Questão breve 1 –
No texto sobre a luta armada no Brasil, em que moldes certos meios se preparavam para a guerrilha rural?
Questão breve 2 –
Transcreva do texto sobre a luta armada no Brasil o trecho entre "Pretendo, neste curto" e "bom entendimento nacional.", inclusive.
Questão breve 3 –
Dê prosseguimento ao texto sobre a luta armada no Brasil a partir do ponto em que ele termina.

Texto fornecido –
Cabe registrar, inicialmente, que esses efeitos continuados da luta armada no Brasil se situam inteiramente no campo dos partidos e movimentos ditos de esquerda, que não parecem ainda ter se desligado de suas antigas crenças, bem como dos traumas e obsessões do passado, uma vez que os outros grandes contendores daquele fenômeno, as Forças Armadas, encontram-se totalmente inseridos no ambiente de reconciliação democrática e de construção de uma institucionalidade totalmente comprometida com os objetivos de paz, prosperidade e de normalidade política desejados pelo povo brasileiro. Isto me parece bem evidente na movimentação atual do governo e dos partidos de esquerda – que aliás, hoje em dia, são uma coisa só – em torno da chamada Comissão da Verdade e seu trabalho que me parece enviesado e muito longe de buscar ou estabelecer a verdade, parecendo bem mais um movimento vingativo contra os que derrotaram os promotores da luta armada naquele passado hoje distante.
Pretendo, neste curto depoimento pessoal, oferecer minha avaliação do passado remoto, como testemunha e ator secundário que fui dos dramas vinculados à luta armada, e efetuar, depois, um proposta sensata quanto aos desafios do presente. Espero ser bastante objetivo e imparcial na minha exposição de certos fatos, bem como muito realista quanto à maneira de interpretar esses fatos e de tirar deles consequências para os dias que correm. Trata-se de uma contribuição totalmente desinteressada focada em fatos, menos que em argumentos de cunho político – ao esclarecimento dos mais jovens e alguns menos jovens, mas que não passaram por essas vicissitudes, sobre aquela fase da vida brasileira, que justamente buscamos superar para o bom entendimento nacional.

O Brasil dos anos 1960: breve recapitulação histórica
Desde meados da década anterior, nos estertores do segundo governo Vargas, o Brasil vivia em permanente crise político-militar, agravando-se as turbulências no início dos anos 1960 em função do comportamento bizarro do presidente eleito Jânio Quadros e da momentosa posse do vice-presidente (eleito pela chapa concorrente) João Goulart. A situação, durante os seus três anos de mandato (primeiro em regime parlamentarista, depois no retorno ao presidencialismo), se caracterizava por constantes greves, inflação crescente, quebra de autoridade em diversas instâncias do poder estatal, inclusive no âmbito das Forças Armadas, e intensa radicalização política por parte dos movimentos que pretendiam para o Brasil opção semelhante à dos países comunistas, indo até, em certos meios, à preparação para a guerrilha rural, em moldes cubanos ou chineses.

Seção de dados –

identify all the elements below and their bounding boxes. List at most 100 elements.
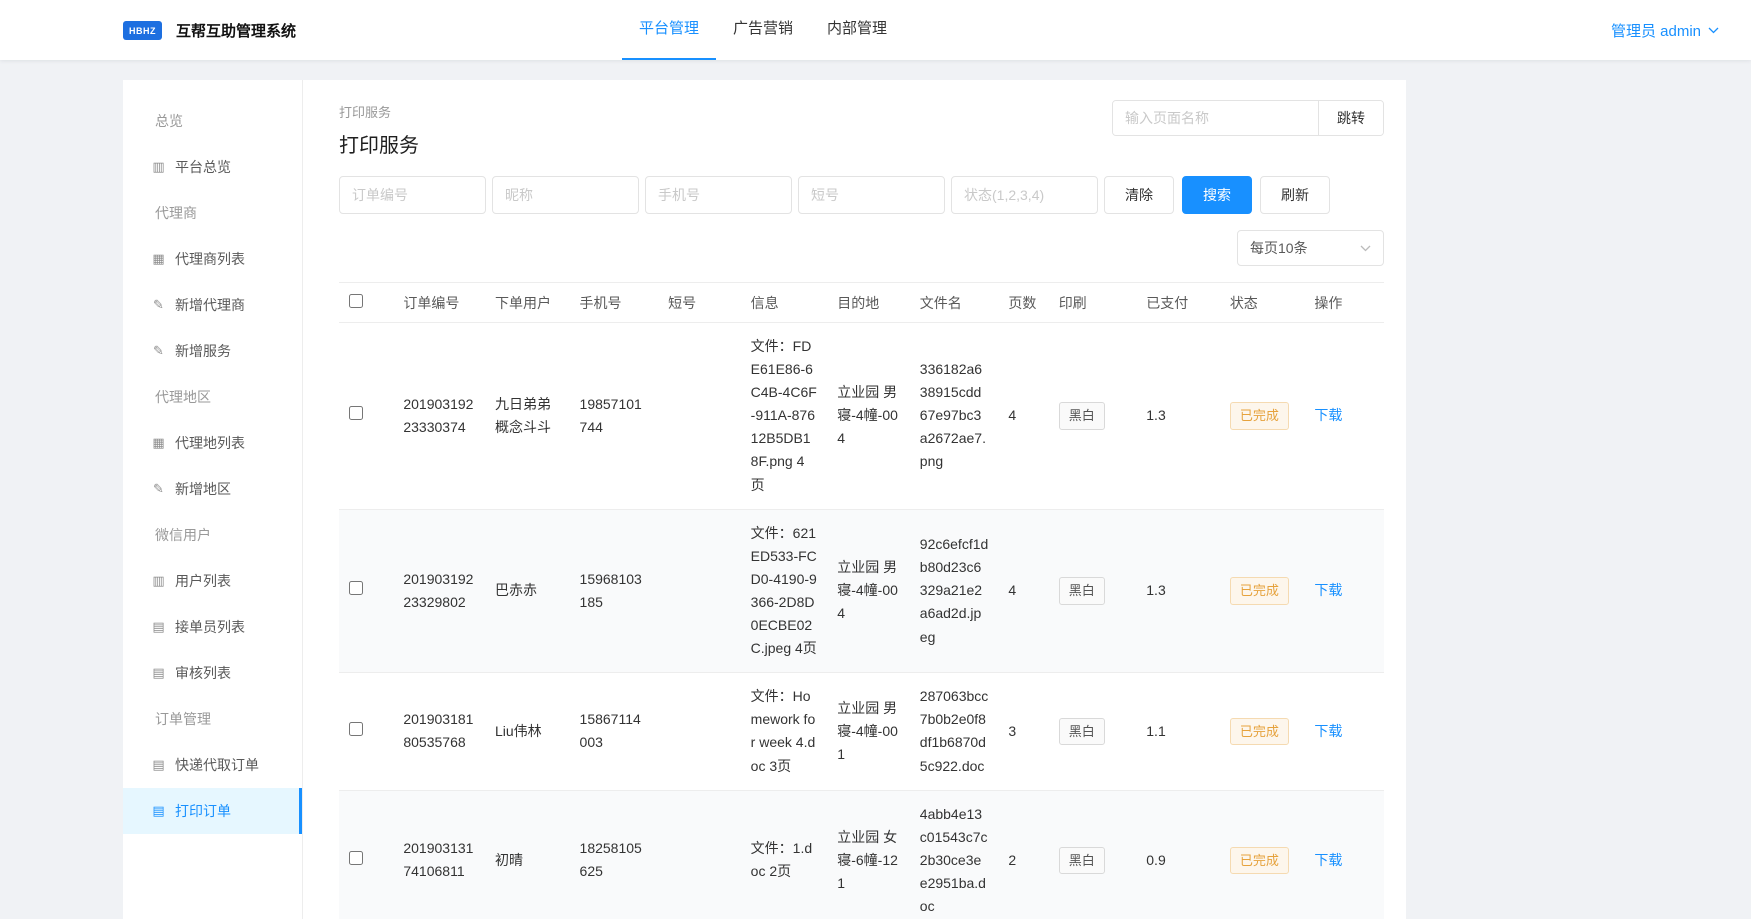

Resposta da questão 1 –
Em moldes cubanos ou chineses.

Resposta da questão 2 –
Pretendo, neste curto depoimento pessoal, oferecer minha avaliação do passado remoto, como testemunha e ator secundário que fui dos dramas vinculados à luta armada, e efetuar, depois, um proposta sensata quanto aos desafios do presente. Espero ser bastante objetivo e imparcial na minha exposição de certos fatos, bem como muito realista quanto à maneira de interpretar esses fatos e de tirar deles consequências para os dias que correm. Trata-se de uma contribuição totalmente desinteressada focada em fatos, menos que em argumentos de cunho político – ao esclarecimento dos mais jovens e alguns menos jovens, mas que não passaram por essas vicissitudes, sobre aquela fase da vida brasileira, que justamente buscamos superar para o bom entendimento nacional.

Resposta da questão 3 –
O movimento civil-militar – não lhe cabe o nome de golpe, nem de revolução – que derrocou o regime da República de 1946 representou apenas o ponto culminante dessa fase de crise aguda, não sendo nem o resultado de uma conspiração organizada pela direita e pelas elites – como pretende a esquerda – nem o acabamento de algum desígnio imperial no contexto da Guerra Fria – como pretendem os paranoicos anti-imperialistas e antiamericanos das mesmas correntes. Ele ocorreu porque grande parte da sociedade, representada majoritariamente pela classe média, demandava uma solução aos descalabros administrativos, à corrosão do poder de compra, ao clima de desordem política, à percepção do aumento da corrupção que caracterizavam o governo Goulart.
Talvez os militares devessem ter aguardado as eleições do ano seguinte, e ter apostado numa solução democrática em face desse quadro turbulento, mas o fato é que o agravamento da situação induziu algumas lideranças civis e militares a atuarem de imediato contra o governo, sem que a necessária coordenação de todas as forças políticas se fizesse num sentido mais consentâneo com a legalidade constitucional. Existem momentos na história de um país nos quais a população decide assumir ela mesma as atribuições de um poder constituinte originário; foi o que parece ter ocorrido em março de 1964, quando a grande maioria da população brasileira secundou e se solidarizou com as Forças Armadas que assumiram o comando involuntário daquele movimento. A história poderia ter sido outra, mas ela é o que é: incontrolável.

(continua...)


sexta-feira, 10 de maio de 2013

A esquerda brasileira nos primeiros dez anos do regime militar: um depoimento pessoal


Segue um trabalho efetuado em 2011. Ele justamente não foi feito para ser divulgado, mas como subsídio a uma biografia que está sendo feito fora do Brasil de um estrangeiro que conheceu o Brasil, como jornalista, e aqui esteve durante a ditadura militar, com uma postura simpática aos militantes da esquerda armada.
Não é o caso, aqui e agora, de revelar quem seja, inclusive por que isso não tem nenhuma importância para a história do Brasil; e como foi feito sob a forma de um depoimento pessoal sobre essa pessoa, a quem conheci muito pouco, na verdade, eu me permito suprimir as passagens pessoais, justamente, porque esses aspectos não interessam à história objetiva.
Deixo apenas meu registro do processo histórico, que é a primeira parte do depoimento...
Paulo Roberto de Almeida

A esquerda brasileira nos primeiros dez anos do regime militar:
um depoimento pessoal

Paulo Roberto de Almeida
Depoimento oferecido como contribuição a uma biografia estrangeira.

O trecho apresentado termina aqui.